Directions: Reproduce every line of the items below, putting "Quercus petraea" in place of "Quercus robur" wherever it occurs and leaving everything else unchanged.

Extracted information:
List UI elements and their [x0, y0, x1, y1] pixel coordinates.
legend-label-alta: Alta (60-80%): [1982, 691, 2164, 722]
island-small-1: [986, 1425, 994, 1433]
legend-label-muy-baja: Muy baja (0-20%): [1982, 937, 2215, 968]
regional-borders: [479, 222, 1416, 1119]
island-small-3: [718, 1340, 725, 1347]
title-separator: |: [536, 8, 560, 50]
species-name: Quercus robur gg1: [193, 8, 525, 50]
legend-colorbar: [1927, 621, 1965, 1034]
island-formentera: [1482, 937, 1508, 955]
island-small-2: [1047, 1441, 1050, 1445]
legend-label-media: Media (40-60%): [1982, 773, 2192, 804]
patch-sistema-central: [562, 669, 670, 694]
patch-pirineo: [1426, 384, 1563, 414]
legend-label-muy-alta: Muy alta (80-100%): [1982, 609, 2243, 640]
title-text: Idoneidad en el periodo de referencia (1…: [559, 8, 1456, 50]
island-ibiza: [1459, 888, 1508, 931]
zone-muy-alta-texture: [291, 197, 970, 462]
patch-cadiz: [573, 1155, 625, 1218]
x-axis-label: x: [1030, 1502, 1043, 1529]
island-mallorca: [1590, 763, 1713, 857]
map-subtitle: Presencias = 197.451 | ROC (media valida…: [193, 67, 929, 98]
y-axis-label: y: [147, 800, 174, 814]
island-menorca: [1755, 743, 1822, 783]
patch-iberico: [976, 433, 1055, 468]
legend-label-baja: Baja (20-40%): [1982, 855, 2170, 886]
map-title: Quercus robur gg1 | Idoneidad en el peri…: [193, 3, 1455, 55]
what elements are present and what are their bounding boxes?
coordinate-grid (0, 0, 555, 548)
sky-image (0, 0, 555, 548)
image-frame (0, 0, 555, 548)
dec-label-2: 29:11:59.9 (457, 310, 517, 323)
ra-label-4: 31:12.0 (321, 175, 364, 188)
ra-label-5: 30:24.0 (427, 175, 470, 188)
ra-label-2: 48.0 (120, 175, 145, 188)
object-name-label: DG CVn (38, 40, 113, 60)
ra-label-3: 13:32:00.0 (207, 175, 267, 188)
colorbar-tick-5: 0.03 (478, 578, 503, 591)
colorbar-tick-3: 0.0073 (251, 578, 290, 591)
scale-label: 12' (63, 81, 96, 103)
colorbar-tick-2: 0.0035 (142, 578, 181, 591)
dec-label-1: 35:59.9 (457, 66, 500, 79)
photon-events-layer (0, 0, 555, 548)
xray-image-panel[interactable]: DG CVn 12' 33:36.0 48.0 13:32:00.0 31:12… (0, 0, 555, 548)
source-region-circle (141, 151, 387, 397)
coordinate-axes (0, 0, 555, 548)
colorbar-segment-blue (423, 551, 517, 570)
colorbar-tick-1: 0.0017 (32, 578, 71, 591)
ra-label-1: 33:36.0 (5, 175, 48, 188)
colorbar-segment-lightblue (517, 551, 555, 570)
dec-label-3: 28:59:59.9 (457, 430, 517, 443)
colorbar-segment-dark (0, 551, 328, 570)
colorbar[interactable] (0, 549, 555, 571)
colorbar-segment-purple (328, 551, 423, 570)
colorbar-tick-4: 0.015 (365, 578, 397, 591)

Completed exercise:
List UI elements and their [x0, y0, x1, y1] pixel coordinates.
legend-label-alta: Alta (60-80%): [1982, 691, 2164, 722]
island-small-1: [986, 1425, 994, 1433]
legend-label-muy-baja: Muy baja (0-20%): [1982, 937, 2215, 968]
regional-borders: [479, 222, 1416, 1119]
island-small-3: [718, 1340, 725, 1347]
title-separator: |: [536, 8, 560, 50]
species-name: Quercus petraea gg1: [193, 8, 525, 50]
legend-colorbar: [1927, 621, 1965, 1034]
island-formentera: [1482, 937, 1508, 955]
island-small-2: [1047, 1441, 1050, 1445]
legend-label-media: Media (40-60%): [1982, 773, 2192, 804]
patch-sistema-central: [562, 669, 670, 694]
patch-pirineo: [1426, 384, 1563, 414]
legend-label-muy-alta: Muy alta (80-100%): [1982, 609, 2243, 640]
title-text: Idoneidad en el periodo de referencia (1…: [559, 8, 1456, 50]
island-ibiza: [1459, 888, 1508, 931]
zone-muy-alta-texture: [291, 197, 970, 462]
patch-cadiz: [573, 1155, 625, 1218]
x-axis-label: x: [1030, 1502, 1043, 1529]
island-mallorca: [1590, 763, 1713, 857]
map-subtitle: Presencias = 197.451 | ROC (media valida…: [193, 67, 929, 98]
y-axis-label: y: [147, 800, 174, 814]
island-menorca: [1755, 743, 1822, 783]
patch-iberico: [976, 433, 1055, 468]
legend-label-baja: Baja (20-40%): [1982, 855, 2170, 886]
map-title: Quercus petraea gg1 | Idoneidad en el peri…: [193, 3, 1455, 55]
what elements are present and what are their bounding boxes?
coordinate-grid (0, 0, 555, 548)
sky-image (0, 0, 555, 548)
image-frame (0, 0, 555, 548)
dec-label-2: 29:11:59.9 (457, 310, 517, 323)
ra-label-4: 31:12.0 (321, 175, 364, 188)
ra-label-5: 30:24.0 (427, 175, 470, 188)
ra-label-2: 48.0 (120, 175, 145, 188)
object-name-label: DG CVn (38, 40, 113, 60)
ra-label-3: 13:32:00.0 (207, 175, 267, 188)
colorbar-tick-5: 0.03 (478, 578, 503, 591)
colorbar-tick-3: 0.0073 (251, 578, 290, 591)
scale-label: 12' (63, 81, 96, 103)
colorbar-tick-2: 0.0035 (142, 578, 181, 591)
dec-label-1: 35:59.9 (457, 66, 500, 79)
photon-events-layer (0, 0, 555, 548)
xray-image-panel[interactable]: DG CVn 12' 33:36.0 48.0 13:32:00.0 31:12… (0, 0, 555, 548)
source-region-circle (141, 151, 387, 397)
coordinate-axes (0, 0, 555, 548)
colorbar-segment-blue (423, 551, 517, 570)
colorbar-tick-1: 0.0017 (32, 578, 71, 591)
ra-label-1: 33:36.0 (5, 175, 48, 188)
colorbar-segment-lightblue (517, 551, 555, 570)
dec-label-3: 28:59:59.9 (457, 430, 517, 443)
colorbar-segment-dark (0, 551, 328, 570)
colorbar[interactable] (0, 549, 555, 571)
colorbar-segment-purple (328, 551, 423, 570)
colorbar-tick-4: 0.015 (365, 578, 397, 591)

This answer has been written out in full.